▶ _Set problem_: Retype all of the entries word for word.

* START Material *

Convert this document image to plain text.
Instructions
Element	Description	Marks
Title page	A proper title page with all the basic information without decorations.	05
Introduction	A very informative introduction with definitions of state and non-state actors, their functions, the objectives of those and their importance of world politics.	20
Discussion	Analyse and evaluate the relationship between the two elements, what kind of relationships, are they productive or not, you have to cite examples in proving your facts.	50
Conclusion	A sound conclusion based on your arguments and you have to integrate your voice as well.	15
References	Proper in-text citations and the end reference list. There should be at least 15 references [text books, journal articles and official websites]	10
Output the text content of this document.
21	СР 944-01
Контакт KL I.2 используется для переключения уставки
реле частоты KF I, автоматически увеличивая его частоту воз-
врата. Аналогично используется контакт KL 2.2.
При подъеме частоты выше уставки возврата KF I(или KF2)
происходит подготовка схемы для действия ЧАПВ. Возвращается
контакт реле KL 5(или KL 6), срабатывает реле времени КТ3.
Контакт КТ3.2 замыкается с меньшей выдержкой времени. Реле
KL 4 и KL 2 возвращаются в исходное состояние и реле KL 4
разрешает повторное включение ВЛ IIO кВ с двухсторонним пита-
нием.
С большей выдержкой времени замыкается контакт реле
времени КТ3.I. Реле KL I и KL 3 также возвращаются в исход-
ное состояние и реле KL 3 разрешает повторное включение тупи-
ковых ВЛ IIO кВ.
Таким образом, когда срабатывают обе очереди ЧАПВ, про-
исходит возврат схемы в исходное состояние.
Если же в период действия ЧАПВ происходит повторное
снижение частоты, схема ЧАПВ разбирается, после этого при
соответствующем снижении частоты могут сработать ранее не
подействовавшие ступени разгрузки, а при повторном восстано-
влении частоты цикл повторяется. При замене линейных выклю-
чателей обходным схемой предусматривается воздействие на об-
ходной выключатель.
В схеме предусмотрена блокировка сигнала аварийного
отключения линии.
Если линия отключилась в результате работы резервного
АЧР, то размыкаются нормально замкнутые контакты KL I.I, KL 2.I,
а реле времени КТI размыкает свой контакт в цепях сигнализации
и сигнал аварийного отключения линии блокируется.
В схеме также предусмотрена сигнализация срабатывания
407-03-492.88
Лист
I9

* END Material *

▶ _Output below_:
Convert this document image to plain text.
Instructions
Element	Description	Marks
Title page	A proper title page with all the basic information without decorations.	05
Introduction	A very informative introduction with definitions of state and non-state actors, their functions, the objectives of those and their importance of world politics.	20
Discussion	Analyse and evaluate the relationship between the two elements, what kind of relationships, are they productive or not, you have to cite examples in proving your facts.	50
Conclusion	A sound conclusion based on your arguments and you have to integrate your voice as well.	15
References	Proper in-text citations and the end reference list. There should be at least 15 references [text books, journal articles and official websites]	10
Output the text content of this document.
21	СР 944-01
Контакт KL I.2 используется для переключения уставки
реле частоты KF I, автоматически увеличивая его частоту воз-
врата. Аналогично используется контакт KL 2.2.
При подъеме частоты выше уставки возврата KF I(или KF2)
происходит подготовка схемы для действия ЧАПВ. Возвращается
контакт реле KL 5(или KL 6), срабатывает реле времени КТ3.
Контакт КТ3.2 замыкается с меньшей выдержкой времени. Реле
KL 4 и KL 2 возвращаются в исходное состояние и реле KL 4
разрешает повторное включение ВЛ IIO кВ с двухсторонним пита-
нием.
С большей выдержкой времени замыкается контакт реле
времени КТ3.I. Реле KL I и KL 3 также возвращаются в исход-
ное состояние и реле KL 3 разрешает повторное включение тупи-
ковых ВЛ IIO кВ.
Таким образом, когда срабатывают обе очереди ЧАПВ, про-
исходит возврат схемы в исходное состояние.
Если же в период действия ЧАПВ происходит повторное
снижение частоты, схема ЧАПВ разбирается, после этого при
соответствующем снижении частоты могут сработать ранее не
подействовавшие ступени разгрузки, а при повторном восстано-
влении частоты цикл повторяется. При замене линейных выклю-
чателей обходным схемой предусматривается воздействие на об-
ходной выключатель.
В схеме предусмотрена блокировка сигнала аварийного
отключения линии.
Если линия отключилась в результате работы резервного
АЧР, то размыкаются нормально замкнутые контакты KL I.I, KL 2.I,
а реле времени КТI размыкает свой контакт в цепях сигнализации
и сигнал аварийного отключения линии блокируется.
В схеме также предусмотрена сигнализация срабатывания
407-03-492.88
Лист
I9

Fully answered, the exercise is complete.